Goal :: Retype the full article below about the A47 project manager's school visit, word for word.

A47 project manager shares her near-death inspiration for wanting to make roads safer


Helping to provide an A road to success, and mark International Women in Engineering Day, one of National Highways’ female Project Managers visited a school to share the death-defying story of why she became involved in the construction and engineering sector.


Nikki Rowley-Todd, the Project Manager leading the £100 million A47 Blofield - North Burlingham dualling scheme in Norfolk, spent the day with year 10 students at Ken Stimpson Community School in Peterborough as they practised interview techniques and discussed future career aspirations.


As part of a talk, Nikki explained that a single vehicle near-fatal collision – which she was involved in nine years ago – inspired her to join National Highways after the central reservation barrier saved her life and prevented the vehicle she was travelling in from crossing into oncoming traffic.

Record set ::
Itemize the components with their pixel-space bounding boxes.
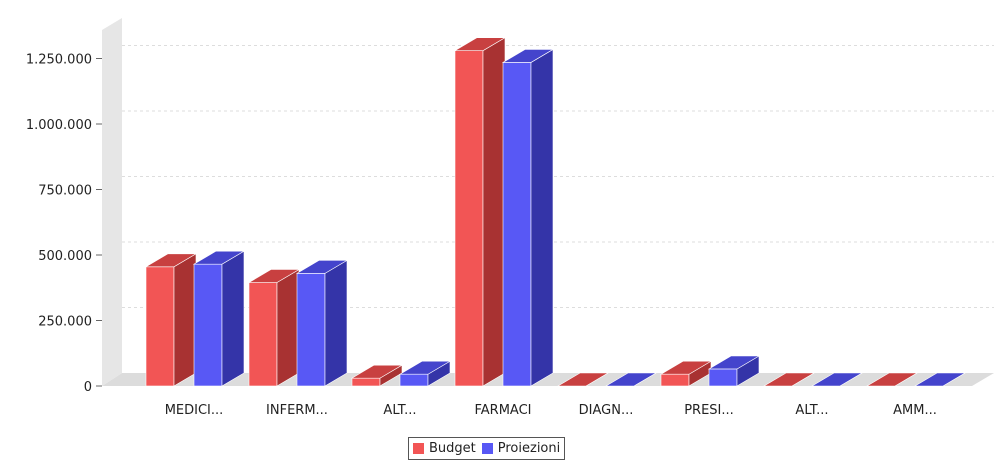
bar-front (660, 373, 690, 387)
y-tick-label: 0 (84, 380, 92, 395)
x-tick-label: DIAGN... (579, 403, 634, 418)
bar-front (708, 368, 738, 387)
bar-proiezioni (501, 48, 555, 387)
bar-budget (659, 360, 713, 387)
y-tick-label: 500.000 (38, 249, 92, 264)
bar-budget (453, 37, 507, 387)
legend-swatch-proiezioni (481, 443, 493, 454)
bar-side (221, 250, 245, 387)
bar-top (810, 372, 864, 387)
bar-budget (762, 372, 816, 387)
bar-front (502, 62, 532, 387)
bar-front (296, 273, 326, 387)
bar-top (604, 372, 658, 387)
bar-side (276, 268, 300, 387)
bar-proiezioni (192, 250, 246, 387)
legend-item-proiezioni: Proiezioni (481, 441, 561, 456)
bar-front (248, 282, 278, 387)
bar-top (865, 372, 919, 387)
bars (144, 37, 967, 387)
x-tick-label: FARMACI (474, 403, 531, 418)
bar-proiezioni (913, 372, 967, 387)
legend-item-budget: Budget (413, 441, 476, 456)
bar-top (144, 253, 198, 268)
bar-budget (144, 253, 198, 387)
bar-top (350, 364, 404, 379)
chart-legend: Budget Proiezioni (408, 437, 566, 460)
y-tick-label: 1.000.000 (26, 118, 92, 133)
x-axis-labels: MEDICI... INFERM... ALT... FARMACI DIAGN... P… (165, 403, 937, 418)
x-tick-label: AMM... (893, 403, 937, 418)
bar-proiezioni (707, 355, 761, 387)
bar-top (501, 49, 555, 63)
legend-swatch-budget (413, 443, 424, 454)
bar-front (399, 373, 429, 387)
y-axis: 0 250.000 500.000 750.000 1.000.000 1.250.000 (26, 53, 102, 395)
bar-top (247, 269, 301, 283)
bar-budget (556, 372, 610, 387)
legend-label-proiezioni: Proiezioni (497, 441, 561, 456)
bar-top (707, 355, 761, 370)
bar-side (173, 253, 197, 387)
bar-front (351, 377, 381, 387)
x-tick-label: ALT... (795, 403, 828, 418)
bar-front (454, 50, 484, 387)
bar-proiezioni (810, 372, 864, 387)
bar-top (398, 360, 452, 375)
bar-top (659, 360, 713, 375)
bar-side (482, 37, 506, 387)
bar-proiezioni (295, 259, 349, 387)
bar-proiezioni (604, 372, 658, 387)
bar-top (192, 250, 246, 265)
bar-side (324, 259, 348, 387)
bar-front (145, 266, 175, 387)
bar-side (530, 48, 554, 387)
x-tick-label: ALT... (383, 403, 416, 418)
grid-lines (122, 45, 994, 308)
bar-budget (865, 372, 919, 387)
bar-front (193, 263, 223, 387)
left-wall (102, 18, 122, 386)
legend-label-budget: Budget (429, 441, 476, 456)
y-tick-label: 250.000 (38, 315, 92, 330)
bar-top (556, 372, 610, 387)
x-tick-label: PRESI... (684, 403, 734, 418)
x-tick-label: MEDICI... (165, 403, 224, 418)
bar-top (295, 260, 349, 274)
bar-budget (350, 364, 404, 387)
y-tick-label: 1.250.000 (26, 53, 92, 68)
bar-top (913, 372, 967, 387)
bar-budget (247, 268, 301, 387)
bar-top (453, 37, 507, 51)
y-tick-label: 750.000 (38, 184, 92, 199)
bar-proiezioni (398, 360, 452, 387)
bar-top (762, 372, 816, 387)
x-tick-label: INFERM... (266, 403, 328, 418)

...

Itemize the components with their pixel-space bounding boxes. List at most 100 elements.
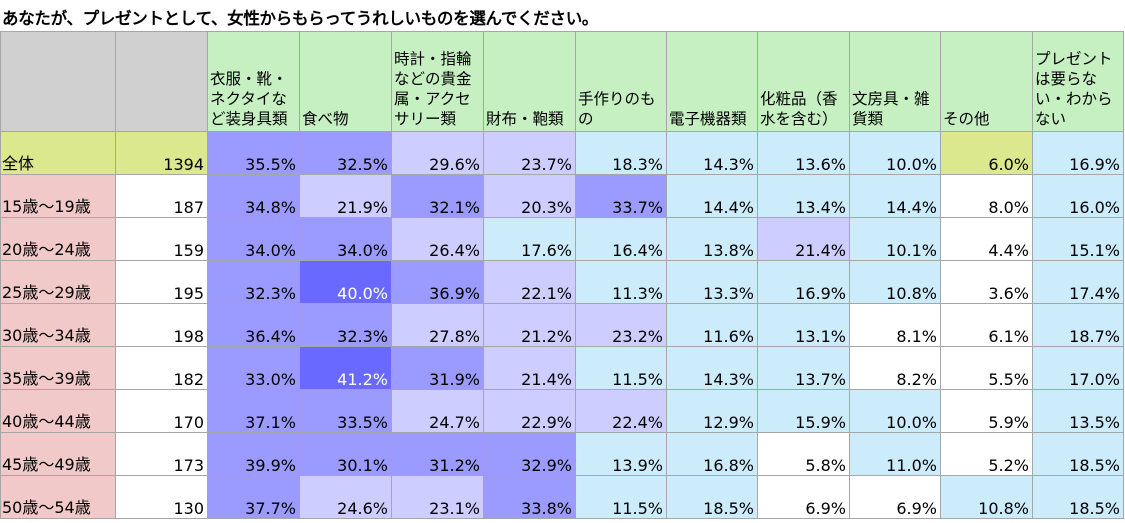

Task answer ::
A47 project manager shares her near-death inspiration for wanting to make roads safer


Helping to provide an A road to success, and mark International Women in Engineering Day, one of National Highways’ female Project Managers visited a school to share the death-defying story of why she became involved in the construction and engineering sector.


Nikki Rowley-Todd, the Project Manager leading the £100 million A47 Blofield - North Burlingham dualling scheme in Norfolk, spent the day with year 10 students at Ken Stimpson Community School in Peterborough as they practised interview techniques and discussed future career aspirations.


As part of a talk, Nikki explained that a single vehicle near-fatal collision – which she was involved in nine years ago – inspired her to join National Highways after the central reservation barrier saved her life and prevented the vehicle she was travelling in from crossing into oncoming traffic.